**RECORDS SHOWN**

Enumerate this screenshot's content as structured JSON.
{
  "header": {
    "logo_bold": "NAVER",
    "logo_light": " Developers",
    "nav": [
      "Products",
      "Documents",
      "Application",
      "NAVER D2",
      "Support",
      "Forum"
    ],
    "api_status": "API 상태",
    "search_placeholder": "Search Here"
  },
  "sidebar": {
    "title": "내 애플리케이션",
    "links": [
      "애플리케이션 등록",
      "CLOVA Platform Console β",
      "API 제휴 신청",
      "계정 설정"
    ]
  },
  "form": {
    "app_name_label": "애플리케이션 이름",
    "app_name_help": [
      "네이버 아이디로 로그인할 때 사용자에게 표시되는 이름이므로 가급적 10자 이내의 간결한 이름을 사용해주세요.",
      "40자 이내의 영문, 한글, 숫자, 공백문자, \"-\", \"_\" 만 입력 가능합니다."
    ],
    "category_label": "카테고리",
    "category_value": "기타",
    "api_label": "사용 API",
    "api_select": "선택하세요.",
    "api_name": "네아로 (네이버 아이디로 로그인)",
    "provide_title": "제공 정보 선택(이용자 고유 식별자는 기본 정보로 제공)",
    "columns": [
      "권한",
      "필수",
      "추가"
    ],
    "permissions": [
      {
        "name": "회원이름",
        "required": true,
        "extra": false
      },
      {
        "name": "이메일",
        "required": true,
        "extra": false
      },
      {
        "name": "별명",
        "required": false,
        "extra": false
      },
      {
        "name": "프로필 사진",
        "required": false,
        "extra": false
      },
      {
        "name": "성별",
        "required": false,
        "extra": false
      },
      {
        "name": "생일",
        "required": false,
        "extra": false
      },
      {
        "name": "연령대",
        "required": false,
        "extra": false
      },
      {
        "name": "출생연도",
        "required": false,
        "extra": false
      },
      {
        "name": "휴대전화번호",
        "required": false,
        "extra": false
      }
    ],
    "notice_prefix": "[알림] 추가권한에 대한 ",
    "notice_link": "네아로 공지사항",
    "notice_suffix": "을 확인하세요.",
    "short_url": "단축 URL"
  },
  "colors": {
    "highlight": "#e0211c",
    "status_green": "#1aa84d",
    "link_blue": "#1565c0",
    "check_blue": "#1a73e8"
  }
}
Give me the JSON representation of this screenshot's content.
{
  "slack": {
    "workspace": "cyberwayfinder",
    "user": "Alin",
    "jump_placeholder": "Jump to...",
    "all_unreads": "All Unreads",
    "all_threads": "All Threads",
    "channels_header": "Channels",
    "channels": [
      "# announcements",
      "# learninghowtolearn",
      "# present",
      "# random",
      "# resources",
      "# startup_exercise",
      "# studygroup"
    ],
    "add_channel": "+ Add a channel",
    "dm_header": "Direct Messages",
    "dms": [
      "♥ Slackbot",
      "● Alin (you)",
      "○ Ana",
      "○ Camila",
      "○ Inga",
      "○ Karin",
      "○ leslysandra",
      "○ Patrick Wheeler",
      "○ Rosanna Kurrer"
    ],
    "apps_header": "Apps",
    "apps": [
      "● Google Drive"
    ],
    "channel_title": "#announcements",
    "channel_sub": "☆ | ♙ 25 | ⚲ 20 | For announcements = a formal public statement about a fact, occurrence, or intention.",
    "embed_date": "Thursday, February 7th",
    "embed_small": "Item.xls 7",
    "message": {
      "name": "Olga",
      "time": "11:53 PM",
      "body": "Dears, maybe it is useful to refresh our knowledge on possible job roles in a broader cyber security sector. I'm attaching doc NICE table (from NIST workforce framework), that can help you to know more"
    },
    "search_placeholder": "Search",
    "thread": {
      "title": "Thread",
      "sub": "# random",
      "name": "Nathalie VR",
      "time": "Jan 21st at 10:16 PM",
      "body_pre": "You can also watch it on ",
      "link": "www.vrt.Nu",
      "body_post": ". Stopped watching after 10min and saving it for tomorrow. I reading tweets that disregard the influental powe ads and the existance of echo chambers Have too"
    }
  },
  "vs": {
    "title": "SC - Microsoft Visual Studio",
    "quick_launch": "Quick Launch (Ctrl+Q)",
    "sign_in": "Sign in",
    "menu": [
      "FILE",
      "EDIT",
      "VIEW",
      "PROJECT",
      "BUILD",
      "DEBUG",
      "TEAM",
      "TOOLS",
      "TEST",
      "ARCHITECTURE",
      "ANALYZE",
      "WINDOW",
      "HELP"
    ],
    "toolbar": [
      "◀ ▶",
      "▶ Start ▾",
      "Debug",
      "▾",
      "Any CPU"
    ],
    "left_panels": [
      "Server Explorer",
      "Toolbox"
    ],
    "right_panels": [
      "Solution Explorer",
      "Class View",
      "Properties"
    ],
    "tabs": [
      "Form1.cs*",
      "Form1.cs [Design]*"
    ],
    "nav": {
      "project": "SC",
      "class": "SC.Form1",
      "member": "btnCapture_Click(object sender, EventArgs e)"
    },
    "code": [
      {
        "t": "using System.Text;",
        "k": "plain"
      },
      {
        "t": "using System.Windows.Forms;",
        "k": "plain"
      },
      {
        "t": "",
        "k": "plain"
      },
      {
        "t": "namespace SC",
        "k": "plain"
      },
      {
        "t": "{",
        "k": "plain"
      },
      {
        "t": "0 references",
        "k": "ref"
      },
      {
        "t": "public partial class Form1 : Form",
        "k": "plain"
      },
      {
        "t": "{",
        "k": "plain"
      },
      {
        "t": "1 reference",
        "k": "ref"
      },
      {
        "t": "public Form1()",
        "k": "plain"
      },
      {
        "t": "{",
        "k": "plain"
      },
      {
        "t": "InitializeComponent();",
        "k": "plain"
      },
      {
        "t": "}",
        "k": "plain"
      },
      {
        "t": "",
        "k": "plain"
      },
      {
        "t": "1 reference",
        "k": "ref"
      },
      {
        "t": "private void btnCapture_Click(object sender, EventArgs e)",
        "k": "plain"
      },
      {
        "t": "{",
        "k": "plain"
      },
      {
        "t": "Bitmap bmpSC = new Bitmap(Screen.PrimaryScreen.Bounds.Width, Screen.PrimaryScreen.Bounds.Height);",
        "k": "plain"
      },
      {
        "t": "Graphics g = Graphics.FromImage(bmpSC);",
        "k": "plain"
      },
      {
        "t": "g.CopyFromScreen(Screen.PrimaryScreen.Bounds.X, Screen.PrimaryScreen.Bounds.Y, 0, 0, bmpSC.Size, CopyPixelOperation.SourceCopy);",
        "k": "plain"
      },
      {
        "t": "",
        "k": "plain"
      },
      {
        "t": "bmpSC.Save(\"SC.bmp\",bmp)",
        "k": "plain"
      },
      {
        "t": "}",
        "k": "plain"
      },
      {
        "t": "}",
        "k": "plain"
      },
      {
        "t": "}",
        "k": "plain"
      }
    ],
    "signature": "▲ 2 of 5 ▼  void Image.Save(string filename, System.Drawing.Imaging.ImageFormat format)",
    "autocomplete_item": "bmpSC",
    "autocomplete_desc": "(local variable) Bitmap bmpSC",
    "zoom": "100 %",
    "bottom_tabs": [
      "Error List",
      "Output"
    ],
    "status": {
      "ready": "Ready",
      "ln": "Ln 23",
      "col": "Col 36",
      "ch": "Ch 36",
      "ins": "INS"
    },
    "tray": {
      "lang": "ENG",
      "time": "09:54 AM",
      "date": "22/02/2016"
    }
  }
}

**SET PROBLEM**
The records above should be restated word for word, please.

**TASK ANSWER**
Enumerate this screenshot's content as structured JSON.
{
  "header": {
    "logo_bold": "NAVER",
    "logo_light": " Developers",
    "nav": [
      "Products",
      "Documents",
      "Application",
      "NAVER D2",
      "Support",
      "Forum"
    ],
    "api_status": "API 상태",
    "search_placeholder": "Search Here"
  },
  "sidebar": {
    "title": "내 애플리케이션",
    "links": [
      "애플리케이션 등록",
      "CLOVA Platform Console β",
      "API 제휴 신청",
      "계정 설정"
    ]
  },
  "form": {
    "app_name_label": "애플리케이션 이름",
    "app_name_help": [
      "네이버 아이디로 로그인할 때 사용자에게 표시되는 이름이므로 가급적 10자 이내의 간결한 이름을 사용해주세요.",
      "40자 이내의 영문, 한글, 숫자, 공백문자, \"-\", \"_\" 만 입력 가능합니다."
    ],
    "category_label": "카테고리",
    "category_value": "기타",
    "api_label": "사용 API",
    "api_select": "선택하세요.",
    "api_name": "네아로 (네이버 아이디로 로그인)",
    "provide_title": "제공 정보 선택(이용자 고유 식별자는 기본 정보로 제공)",
    "columns": [
      "권한",
      "필수",
      "추가"
    ],
    "permissions": [
      {
        "name": "회원이름",
        "required": true,
        "extra": false
      },
      {
        "name": "이메일",
        "required": true,
        "extra": false
      },
      {
        "name": "별명",
        "required": false,
        "extra": false
      },
      {
        "name": "프로필 사진",
        "required": false,
        "extra": false
      },
      {
        "name": "성별",
        "required": false,
        "extra": false
      },
      {
        "name": "생일",
        "required": false,
        "extra": false
      },
      {
        "name": "연령대",
        "required": false,
        "extra": false
      },
      {
        "name": "출생연도",
        "required": false,
        "extra": false
      },
      {
        "name": "휴대전화번호",
        "required": false,
        "extra": false
      }
    ],
    "notice_prefix": "[알림] 추가권한에 대한 ",
    "notice_link": "네아로 공지사항",
    "notice_suffix": "을 확인하세요.",
    "short_url": "단축 URL"
  },
  "colors": {
    "highlight": "#e0211c",
    "status_green": "#1aa84d",
    "link_blue": "#1565c0",
    "check_blue": "#1a73e8"
  }
}
Give me the JSON representation of this screenshot's content.
{
  "slack": {
    "workspace": "cyberwayfinder",
    "user": "Alin",
    "jump_placeholder": "Jump to...",
    "all_unreads": "All Unreads",
    "all_threads": "All Threads",
    "channels_header": "Channels",
    "channels": [
      "# announcements",
      "# learninghowtolearn",
      "# present",
      "# random",
      "# resources",
      "# startup_exercise",
      "# studygroup"
    ],
    "add_channel": "+ Add a channel",
    "dm_header": "Direct Messages",
    "dms": [
      "♥ Slackbot",
      "● Alin (you)",
      "○ Ana",
      "○ Camila",
      "○ Inga",
      "○ Karin",
      "○ leslysandra",
      "○ Patrick Wheeler",
      "○ Rosanna Kurrer"
    ],
    "apps_header": "Apps",
    "apps": [
      "● Google Drive"
    ],
    "channel_title": "#announcements",
    "channel_sub": "☆ | ♙ 25 | ⚲ 20 | For announcements = a formal public statement about a fact, occurrence, or intention.",
    "embed_date": "Thursday, February 7th",
    "embed_small": "Item.xls 7",
    "message": {
      "name": "Olga",
      "time": "11:53 PM",
      "body": "Dears, maybe it is useful to refresh our knowledge on possible job roles in a broader cyber security sector. I'm attaching doc NICE table (from NIST workforce framework), that can help you to know more"
    },
    "search_placeholder": "Search",
    "thread": {
      "title": "Thread",
      "sub": "# random",
      "name": "Nathalie VR",
      "time": "Jan 21st at 10:16 PM",
      "body_pre": "You can also watch it on ",
      "link": "www.vrt.Nu",
      "body_post": ". Stopped watching after 10min and saving it for tomorrow. I reading tweets that disregard the influental powe ads and the existance of echo chambers Have too"
    }
  },
  "vs": {
    "title": "SC - Microsoft Visual Studio",
    "quick_launch": "Quick Launch (Ctrl+Q)",
    "sign_in": "Sign in",
    "menu": [
      "FILE",
      "EDIT",
      "VIEW",
      "PROJECT",
      "BUILD",
      "DEBUG",
      "TEAM",
      "TOOLS",
      "TEST",
      "ARCHITECTURE",
      "ANALYZE",
      "WINDOW",
      "HELP"
    ],
    "toolbar": [
      "◀ ▶",
      "▶ Start ▾",
      "Debug",
      "▾",
      "Any CPU"
    ],
    "left_panels": [
      "Server Explorer",
      "Toolbox"
    ],
    "right_panels": [
      "Solution Explorer",
      "Class View",
      "Properties"
    ],
    "tabs": [
      "Form1.cs*",
      "Form1.cs [Design]*"
    ],
    "nav": {
      "project": "SC",
      "class": "SC.Form1",
      "member": "btnCapture_Click(object sender, EventArgs e)"
    },
    "code": [
      {
        "t": "using System.Text;",
        "k": "plain"
      },
      {
        "t": "using System.Windows.Forms;",
        "k": "plain"
      },
      {
        "t": "",
        "k": "plain"
      },
      {
        "t": "namespace SC",
        "k": "plain"
      },
      {
        "t": "{",
        "k": "plain"
      },
      {
        "t": "0 references",
        "k": "ref"
      },
      {
        "t": "public partial class Form1 : Form",
        "k": "plain"
      },
      {
        "t": "{",
        "k": "plain"
      },
      {
        "t": "1 reference",
        "k": "ref"
      },
      {
        "t": "public Form1()",
        "k": "plain"
      },
      {
        "t": "{",
        "k": "plain"
      },
      {
        "t": "InitializeComponent();",
        "k": "plain"
      },
      {
        "t": "}",
        "k": "plain"
      },
      {
        "t": "",
        "k": "plain"
      },
      {
        "t": "1 reference",
        "k": "ref"
      },
      {
        "t": "private void btnCapture_Click(object sender, EventArgs e)",
        "k": "plain"
      },
      {
        "t": "{",
        "k": "plain"
      },
      {
        "t": "Bitmap bmpSC = new Bitmap(Screen.PrimaryScreen.Bounds.Width, Screen.PrimaryScreen.Bounds.Height);",
        "k": "plain"
      },
      {
        "t": "Graphics g = Graphics.FromImage(bmpSC);",
        "k": "plain"
      },
      {
        "t": "g.CopyFromScreen(Screen.PrimaryScreen.Bounds.X, Screen.PrimaryScreen.Bounds.Y, 0, 0, bmpSC.Size, CopyPixelOperation.SourceCopy);",
        "k": "plain"
      },
      {
        "t": "",
        "k": "plain"
      },
      {
        "t": "bmpSC.Save(\"SC.bmp\",bmp)",
        "k": "plain"
      },
      {
        "t": "}",
        "k": "plain"
      },
      {
        "t": "}",
        "k": "plain"
      },
      {
        "t": "}",
        "k": "plain"
      }
    ],
    "signature": "▲ 2 of 5 ▼  void Image.Save(string filename, System.Drawing.Imaging.ImageFormat format)",
    "autocomplete_item": "bmpSC",
    "autocomplete_desc": "(local variable) Bitmap bmpSC",
    "zoom": "100 %",
    "bottom_tabs": [
      "Error List",
      "Output"
    ],
    "status": {
      "ready": "Ready",
      "ln": "Ln 23",
      "col": "Col 36",
      "ch": "Ch 36",
      "ins": "INS"
    },
    "tray": {
      "lang": "ENG",
      "time": "09:54 AM",
      "date": "22/02/2016"
    }
  }
}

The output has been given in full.